-------- Given records

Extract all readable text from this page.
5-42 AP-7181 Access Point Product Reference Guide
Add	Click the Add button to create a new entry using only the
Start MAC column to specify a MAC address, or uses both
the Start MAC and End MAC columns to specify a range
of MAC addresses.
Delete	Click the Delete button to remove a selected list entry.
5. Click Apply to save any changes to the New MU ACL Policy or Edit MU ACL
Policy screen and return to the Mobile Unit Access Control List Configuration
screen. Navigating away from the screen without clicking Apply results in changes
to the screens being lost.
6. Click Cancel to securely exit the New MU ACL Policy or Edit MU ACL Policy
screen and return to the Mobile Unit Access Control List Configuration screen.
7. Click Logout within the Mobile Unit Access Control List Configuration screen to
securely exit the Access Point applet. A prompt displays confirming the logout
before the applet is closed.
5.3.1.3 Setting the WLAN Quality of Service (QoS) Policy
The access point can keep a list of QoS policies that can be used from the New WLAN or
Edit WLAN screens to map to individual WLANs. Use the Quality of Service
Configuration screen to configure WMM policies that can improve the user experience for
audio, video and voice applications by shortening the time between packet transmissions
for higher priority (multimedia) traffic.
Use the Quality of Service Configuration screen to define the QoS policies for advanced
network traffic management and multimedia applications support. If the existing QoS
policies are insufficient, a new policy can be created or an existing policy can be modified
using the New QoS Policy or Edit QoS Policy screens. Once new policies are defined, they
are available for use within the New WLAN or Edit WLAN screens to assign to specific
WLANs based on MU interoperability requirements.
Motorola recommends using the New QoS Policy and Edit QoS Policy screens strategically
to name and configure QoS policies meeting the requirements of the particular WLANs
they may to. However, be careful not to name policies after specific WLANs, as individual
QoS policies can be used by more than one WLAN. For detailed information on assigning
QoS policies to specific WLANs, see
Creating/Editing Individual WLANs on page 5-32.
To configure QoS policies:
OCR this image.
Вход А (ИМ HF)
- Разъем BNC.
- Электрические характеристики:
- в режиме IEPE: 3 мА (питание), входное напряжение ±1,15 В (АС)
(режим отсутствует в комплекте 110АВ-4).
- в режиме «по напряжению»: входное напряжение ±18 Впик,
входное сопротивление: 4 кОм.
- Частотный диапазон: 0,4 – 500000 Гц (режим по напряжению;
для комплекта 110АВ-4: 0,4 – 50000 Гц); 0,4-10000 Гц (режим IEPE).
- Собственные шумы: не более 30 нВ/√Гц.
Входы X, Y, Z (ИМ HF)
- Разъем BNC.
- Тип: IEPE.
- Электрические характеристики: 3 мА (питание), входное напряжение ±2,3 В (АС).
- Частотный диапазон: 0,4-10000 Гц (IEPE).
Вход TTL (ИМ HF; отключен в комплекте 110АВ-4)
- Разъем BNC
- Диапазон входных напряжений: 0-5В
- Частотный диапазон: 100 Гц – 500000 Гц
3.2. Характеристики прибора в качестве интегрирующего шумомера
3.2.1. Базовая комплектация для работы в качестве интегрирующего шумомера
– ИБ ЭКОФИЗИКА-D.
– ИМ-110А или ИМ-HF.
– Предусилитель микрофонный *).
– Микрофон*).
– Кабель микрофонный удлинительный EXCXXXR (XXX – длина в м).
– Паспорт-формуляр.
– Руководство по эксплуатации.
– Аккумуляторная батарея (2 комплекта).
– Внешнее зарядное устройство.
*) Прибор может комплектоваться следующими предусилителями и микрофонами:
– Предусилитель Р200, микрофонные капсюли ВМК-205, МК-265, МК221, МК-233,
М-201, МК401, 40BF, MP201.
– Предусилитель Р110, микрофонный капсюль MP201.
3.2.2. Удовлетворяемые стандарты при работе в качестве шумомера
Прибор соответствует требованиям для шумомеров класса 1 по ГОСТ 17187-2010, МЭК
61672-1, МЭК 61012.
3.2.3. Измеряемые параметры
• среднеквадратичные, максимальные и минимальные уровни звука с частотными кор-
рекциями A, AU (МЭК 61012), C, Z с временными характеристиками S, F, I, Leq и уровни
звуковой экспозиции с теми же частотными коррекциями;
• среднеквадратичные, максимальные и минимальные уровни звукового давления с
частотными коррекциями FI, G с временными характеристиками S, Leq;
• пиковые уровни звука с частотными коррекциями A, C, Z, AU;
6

----------------

What the exercise asks |
Exactly reproduce all of the entries.

Solution below |
Extract all readable text from this page.
5-42 AP-7181 Access Point Product Reference Guide
Add	Click the Add button to create a new entry using only the
Start MAC column to specify a MAC address, or uses both
the Start MAC and End MAC columns to specify a range
of MAC addresses.
Delete	Click the Delete button to remove a selected list entry.
5. Click Apply to save any changes to the New MU ACL Policy or Edit MU ACL
Policy screen and return to the Mobile Unit Access Control List Configuration
screen. Navigating away from the screen without clicking Apply results in changes
to the screens being lost.
6. Click Cancel to securely exit the New MU ACL Policy or Edit MU ACL Policy
screen and return to the Mobile Unit Access Control List Configuration screen.
7. Click Logout within the Mobile Unit Access Control List Configuration screen to
securely exit the Access Point applet. A prompt displays confirming the logout
before the applet is closed.
5.3.1.3 Setting the WLAN Quality of Service (QoS) Policy
The access point can keep a list of QoS policies that can be used from the New WLAN or
Edit WLAN screens to map to individual WLANs. Use the Quality of Service
Configuration screen to configure WMM policies that can improve the user experience for
audio, video and voice applications by shortening the time between packet transmissions
for higher priority (multimedia) traffic.
Use the Quality of Service Configuration screen to define the QoS policies for advanced
network traffic management and multimedia applications support. If the existing QoS
policies are insufficient, a new policy can be created or an existing policy can be modified
using the New QoS Policy or Edit QoS Policy screens. Once new policies are defined, they
are available for use within the New WLAN or Edit WLAN screens to assign to specific
WLANs based on MU interoperability requirements.
Motorola recommends using the New QoS Policy and Edit QoS Policy screens strategically
to name and configure QoS policies meeting the requirements of the particular WLANs
they may to. However, be careful not to name policies after specific WLANs, as individual
QoS policies can be used by more than one WLAN. For detailed information on assigning
QoS policies to specific WLANs, see
Creating/Editing Individual WLANs on page 5-32.
To configure QoS policies:
OCR this image.
Вход А (ИМ HF)
- Разъем BNC.
- Электрические характеристики:
- в режиме IEPE: 3 мА (питание), входное напряжение ±1,15 В (АС)
(режим отсутствует в комплекте 110АВ-4).
- в режиме «по напряжению»: входное напряжение ±18 Впик,
входное сопротивление: 4 кОм.
- Частотный диапазон: 0,4 – 500000 Гц (режим по напряжению;
для комплекта 110АВ-4: 0,4 – 50000 Гц); 0,4-10000 Гц (режим IEPE).
- Собственные шумы: не более 30 нВ/√Гц.
Входы X, Y, Z (ИМ HF)
- Разъем BNC.
- Тип: IEPE.
- Электрические характеристики: 3 мА (питание), входное напряжение ±2,3 В (АС).
- Частотный диапазон: 0,4-10000 Гц (IEPE).
Вход TTL (ИМ HF; отключен в комплекте 110АВ-4)
- Разъем BNC
- Диапазон входных напряжений: 0-5В
- Частотный диапазон: 100 Гц – 500000 Гц
3.2. Характеристики прибора в качестве интегрирующего шумомера
3.2.1. Базовая комплектация для работы в качестве интегрирующего шумомера
– ИБ ЭКОФИЗИКА-D.
– ИМ-110А или ИМ-HF.
– Предусилитель микрофонный *).
– Микрофон*).
– Кабель микрофонный удлинительный EXCXXXR (XXX – длина в м).
– Паспорт-формуляр.
– Руководство по эксплуатации.
– Аккумуляторная батарея (2 комплекта).
– Внешнее зарядное устройство.
*) Прибор может комплектоваться следующими предусилителями и микрофонами:
– Предусилитель Р200, микрофонные капсюли ВМК-205, МК-265, МК221, МК-233,
М-201, МК401, 40BF, MP201.
– Предусилитель Р110, микрофонный капсюль MP201.
3.2.2. Удовлетворяемые стандарты при работе в качестве шумомера
Прибор соответствует требованиям для шумомеров класса 1 по ГОСТ 17187-2010, МЭК
61672-1, МЭК 61012.
3.2.3. Измеряемые параметры
• среднеквадратичные, максимальные и минимальные уровни звука с частотными кор-
рекциями A, AU (МЭК 61012), C, Z с временными характеристиками S, F, I, Leq и уровни
звуковой экспозиции с теми же частотными коррекциями;
• среднеквадратичные, максимальные и минимальные уровни звукового давления с
частотными коррекциями FI, G с временными характеристиками S, Leq;
• пиковые уровни звука с частотными коррекциями A, C, Z, AU;
6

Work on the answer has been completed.